→ Requirement: Locate each line below that includes "login" and reproduce it.

[Collected data]
* Begin *
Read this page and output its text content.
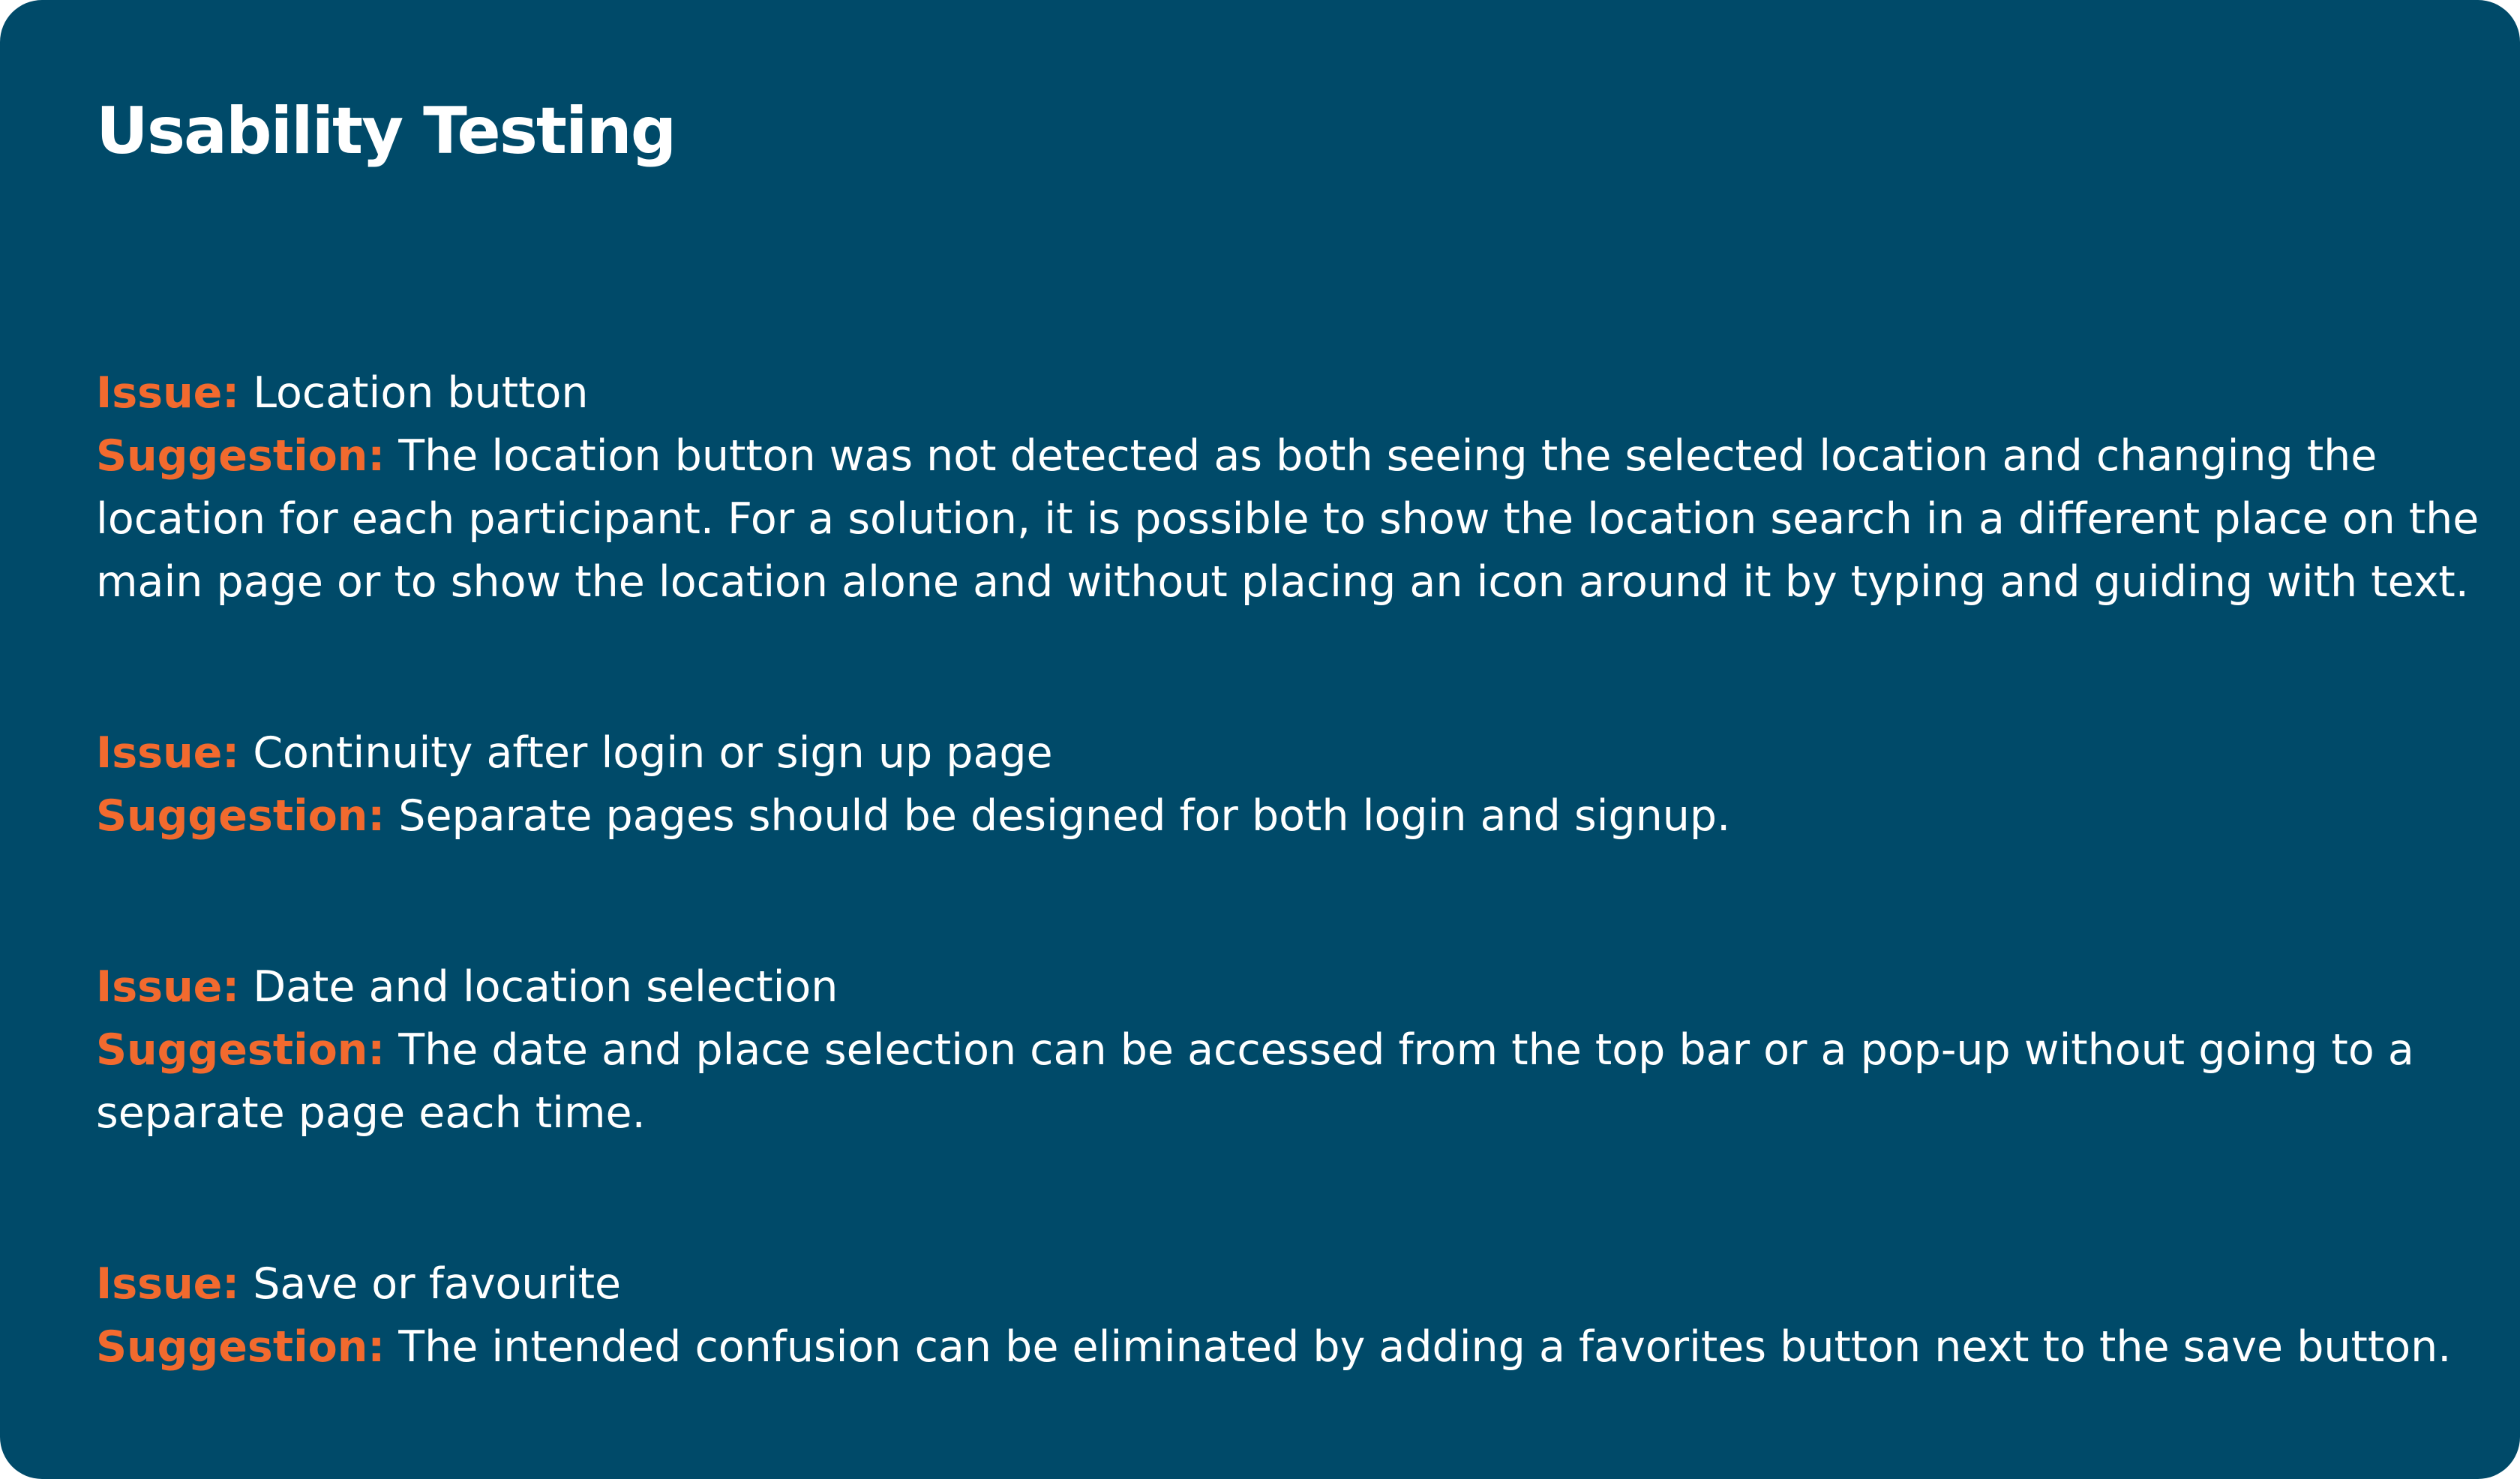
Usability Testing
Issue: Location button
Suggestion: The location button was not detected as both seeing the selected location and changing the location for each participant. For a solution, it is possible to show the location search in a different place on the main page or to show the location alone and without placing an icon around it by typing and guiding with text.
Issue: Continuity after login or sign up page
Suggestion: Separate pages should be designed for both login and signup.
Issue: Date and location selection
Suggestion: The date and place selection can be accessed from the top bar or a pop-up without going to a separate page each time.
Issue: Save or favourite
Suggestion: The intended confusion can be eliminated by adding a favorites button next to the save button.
* End *
→ Result:
Issue: Continuity after login or sign up page
Suggestion: Separate pages should be designed for both login and signup.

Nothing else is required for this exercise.